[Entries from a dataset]

──────

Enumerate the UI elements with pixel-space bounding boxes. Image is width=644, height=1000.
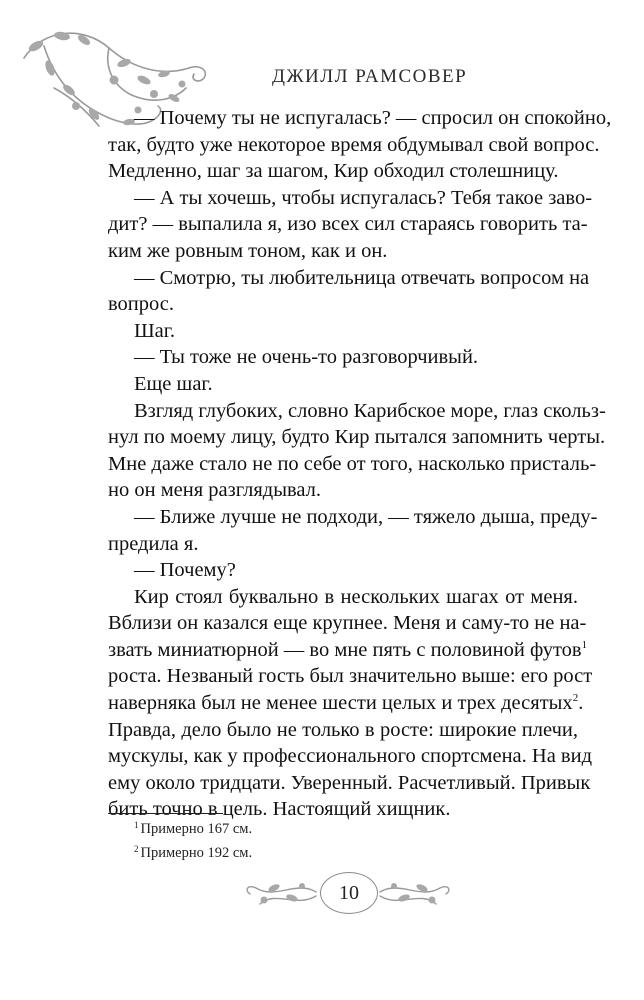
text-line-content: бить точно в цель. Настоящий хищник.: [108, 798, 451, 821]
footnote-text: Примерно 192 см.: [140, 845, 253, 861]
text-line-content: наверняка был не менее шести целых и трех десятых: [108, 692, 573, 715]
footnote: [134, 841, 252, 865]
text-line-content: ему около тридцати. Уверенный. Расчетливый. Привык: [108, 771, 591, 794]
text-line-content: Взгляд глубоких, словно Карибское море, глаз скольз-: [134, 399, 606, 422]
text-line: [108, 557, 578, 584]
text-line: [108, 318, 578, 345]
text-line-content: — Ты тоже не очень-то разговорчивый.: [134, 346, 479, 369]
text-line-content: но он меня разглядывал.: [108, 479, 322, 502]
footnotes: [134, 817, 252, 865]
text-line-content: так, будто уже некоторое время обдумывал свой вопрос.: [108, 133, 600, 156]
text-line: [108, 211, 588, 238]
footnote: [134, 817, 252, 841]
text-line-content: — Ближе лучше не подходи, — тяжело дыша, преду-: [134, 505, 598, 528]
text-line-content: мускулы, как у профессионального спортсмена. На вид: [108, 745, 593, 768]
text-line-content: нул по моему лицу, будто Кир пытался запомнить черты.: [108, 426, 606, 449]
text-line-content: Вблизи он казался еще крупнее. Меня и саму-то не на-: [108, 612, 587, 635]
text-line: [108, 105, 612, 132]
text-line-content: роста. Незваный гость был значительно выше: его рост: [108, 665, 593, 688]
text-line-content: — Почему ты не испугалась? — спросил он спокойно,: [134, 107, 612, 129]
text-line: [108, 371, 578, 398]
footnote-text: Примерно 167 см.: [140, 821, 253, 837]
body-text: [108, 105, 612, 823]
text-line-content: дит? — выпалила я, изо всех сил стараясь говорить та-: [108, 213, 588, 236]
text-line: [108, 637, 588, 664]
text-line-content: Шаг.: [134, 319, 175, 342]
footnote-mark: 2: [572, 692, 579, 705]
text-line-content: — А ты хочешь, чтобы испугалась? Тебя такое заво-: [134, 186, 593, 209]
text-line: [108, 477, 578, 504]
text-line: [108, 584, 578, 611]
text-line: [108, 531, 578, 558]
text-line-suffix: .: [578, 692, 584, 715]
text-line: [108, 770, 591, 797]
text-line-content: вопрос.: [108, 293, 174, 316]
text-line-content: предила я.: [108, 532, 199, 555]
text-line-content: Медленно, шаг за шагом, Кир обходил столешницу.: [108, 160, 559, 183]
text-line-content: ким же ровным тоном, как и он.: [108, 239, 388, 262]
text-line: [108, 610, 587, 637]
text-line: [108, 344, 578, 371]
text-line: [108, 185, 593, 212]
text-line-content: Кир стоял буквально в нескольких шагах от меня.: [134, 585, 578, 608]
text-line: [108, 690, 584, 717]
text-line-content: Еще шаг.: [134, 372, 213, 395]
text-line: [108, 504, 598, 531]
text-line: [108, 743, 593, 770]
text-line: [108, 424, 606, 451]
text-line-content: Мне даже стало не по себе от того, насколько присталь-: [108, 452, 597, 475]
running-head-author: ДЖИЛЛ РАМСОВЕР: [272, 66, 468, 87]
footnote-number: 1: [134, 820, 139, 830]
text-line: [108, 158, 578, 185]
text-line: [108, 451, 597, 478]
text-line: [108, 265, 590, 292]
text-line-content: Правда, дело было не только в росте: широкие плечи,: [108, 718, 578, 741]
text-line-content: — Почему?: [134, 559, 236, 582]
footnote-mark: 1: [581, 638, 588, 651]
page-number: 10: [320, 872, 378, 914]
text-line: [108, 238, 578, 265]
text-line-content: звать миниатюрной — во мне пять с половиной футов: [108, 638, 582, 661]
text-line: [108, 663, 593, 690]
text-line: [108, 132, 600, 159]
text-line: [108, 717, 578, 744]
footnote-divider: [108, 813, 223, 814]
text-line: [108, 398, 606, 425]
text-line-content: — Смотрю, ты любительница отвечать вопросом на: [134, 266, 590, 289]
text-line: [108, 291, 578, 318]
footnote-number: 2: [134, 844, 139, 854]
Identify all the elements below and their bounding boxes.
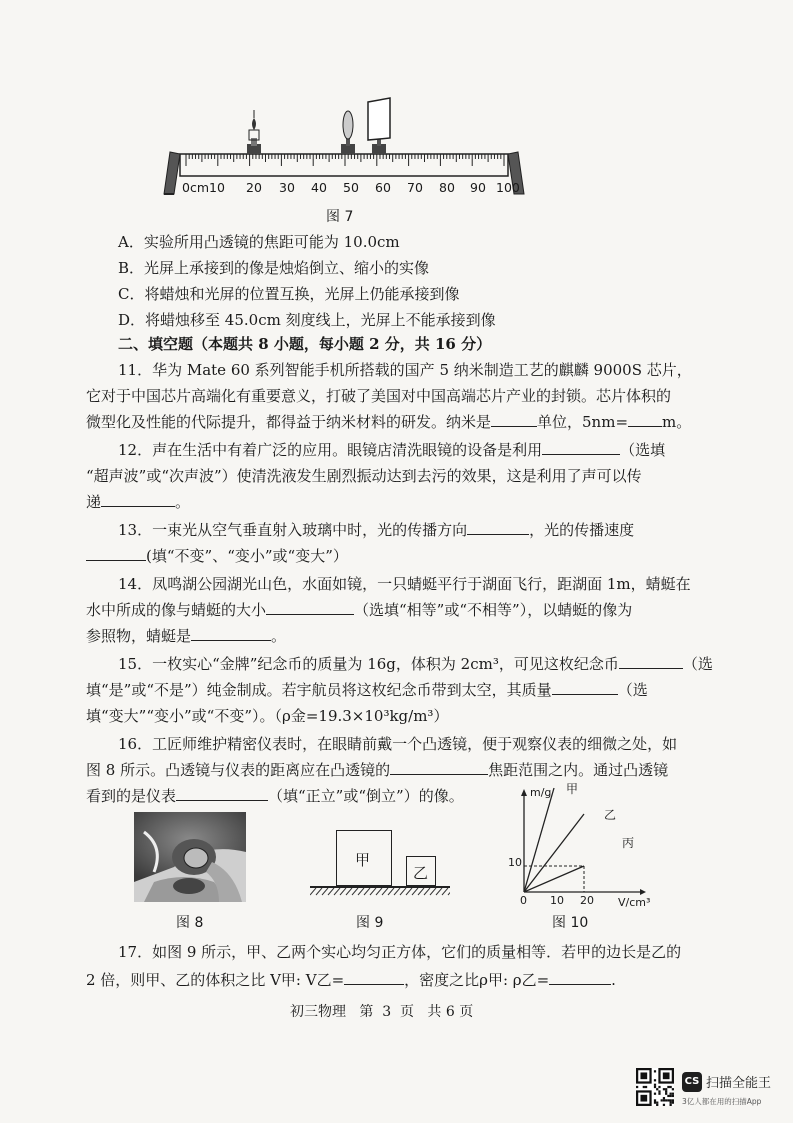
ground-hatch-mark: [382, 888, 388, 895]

──────

* [Task to complete]:
Copy every row above verbatim, omitting the pictures.

* [Finished task]:
Enumerate the UI elements with pixel-space bounding boxes. Image is width=644, height=1000.
text-line-content: бить точно в цель. Настоящий хищник.: [108, 798, 451, 821]
footnote-text: Примерно 192 см.: [140, 845, 253, 861]
text-line-content: наверняка был не менее шести целых и трех десятых: [108, 692, 573, 715]
footnote: [134, 841, 252, 865]
text-line-content: ему около тридцати. Уверенный. Расчетливый. Привык: [108, 771, 591, 794]
text-line-content: Взгляд глубоких, словно Карибское море, глаз скольз-: [134, 399, 606, 422]
text-line: [108, 557, 578, 584]
text-line: [108, 318, 578, 345]
text-line-content: — Ты тоже не очень-то разговорчивый.: [134, 346, 479, 369]
text-line-content: но он меня разглядывал.: [108, 479, 322, 502]
footnotes: [134, 817, 252, 865]
text-line-content: так, будто уже некоторое время обдумывал свой вопрос.: [108, 133, 600, 156]
text-line: [108, 211, 588, 238]
footnote: [134, 817, 252, 841]
text-line-content: — Ближе лучше не подходи, — тяжело дыша, преду-: [134, 505, 598, 528]
text-line-content: мускулы, как у профессионального спортсмена. На вид: [108, 745, 593, 768]
text-line-content: нул по моему лицу, будто Кир пытался запомнить черты.: [108, 426, 606, 449]
text-line-content: Вблизи он казался еще крупнее. Меня и саму-то не на-: [108, 612, 587, 635]
text-line: [108, 105, 612, 132]
text-line-content: роста. Незваный гость был значительно выше: его рост: [108, 665, 593, 688]
text-line-content: — Почему ты не испугалась? — спросил он спокойно,: [134, 107, 612, 129]
text-line: [108, 371, 578, 398]
footnote-text: Примерно 167 см.: [140, 821, 253, 837]
body-text: [108, 105, 612, 823]
text-line-content: дит? — выпалила я, изо всех сил стараясь говорить та-: [108, 213, 588, 236]
text-line: [108, 637, 588, 664]
text-line-content: Шаг.: [134, 319, 175, 342]
footnote-mark: 2: [572, 692, 579, 705]
text-line-content: — А ты хочешь, чтобы испугалась? Тебя такое заво-: [134, 186, 593, 209]
text-line: [108, 477, 578, 504]
text-line: [108, 584, 578, 611]
text-line: [108, 531, 578, 558]
text-line-suffix: .: [578, 692, 584, 715]
text-line: [108, 770, 591, 797]
text-line-content: вопрос.: [108, 293, 174, 316]
text-line-content: предила я.: [108, 532, 199, 555]
text-line-content: Медленно, шаг за шагом, Кир обходил столешницу.: [108, 160, 559, 183]
text-line-content: ким же ровным тоном, как и он.: [108, 239, 388, 262]
text-line: [108, 610, 587, 637]
text-line: [108, 344, 578, 371]
text-line: [108, 185, 593, 212]
text-line-content: Кир стоял буквально в нескольких шагах от меня.: [134, 585, 578, 608]
text-line: [108, 690, 584, 717]
text-line-content: Еще шаг.: [134, 372, 213, 395]
text-line: [108, 504, 598, 531]
text-line: [108, 743, 593, 770]
text-line: [108, 424, 606, 451]
text-line-content: Мне даже стало не по себе от того, насколько присталь-: [108, 452, 597, 475]
running-head-author: ДЖИЛЛ РАМСОВЕР: [272, 66, 468, 87]
footnote-number: 1: [134, 820, 139, 830]
text-line: [108, 158, 578, 185]
text-line: [108, 451, 597, 478]
text-line: [108, 265, 590, 292]
text-line-content: Правда, дело было не только в росте: широкие плечи,: [108, 718, 578, 741]
text-line-content: — Почему?: [134, 559, 236, 582]
footnote-mark: 1: [581, 638, 588, 651]
page-number: 10: [320, 872, 378, 914]
text-line: [108, 238, 578, 265]
text-line-content: звать миниатюрной — во мне пять с половиной футов: [108, 638, 582, 661]
text-line: [108, 663, 593, 690]
text-line: [108, 132, 600, 159]
text-line: [108, 717, 578, 744]
footnote-divider: [108, 813, 223, 814]
text-line: [108, 398, 606, 425]
text-line-content: — Смотрю, ты любительница отвечать вопросом на: [134, 266, 590, 289]
text-line: [108, 291, 578, 318]
footnote-number: 2: [134, 844, 139, 854]
Identify all the elements below and their bounding boxes.
ground-hatch-mark: [382, 888, 388, 895]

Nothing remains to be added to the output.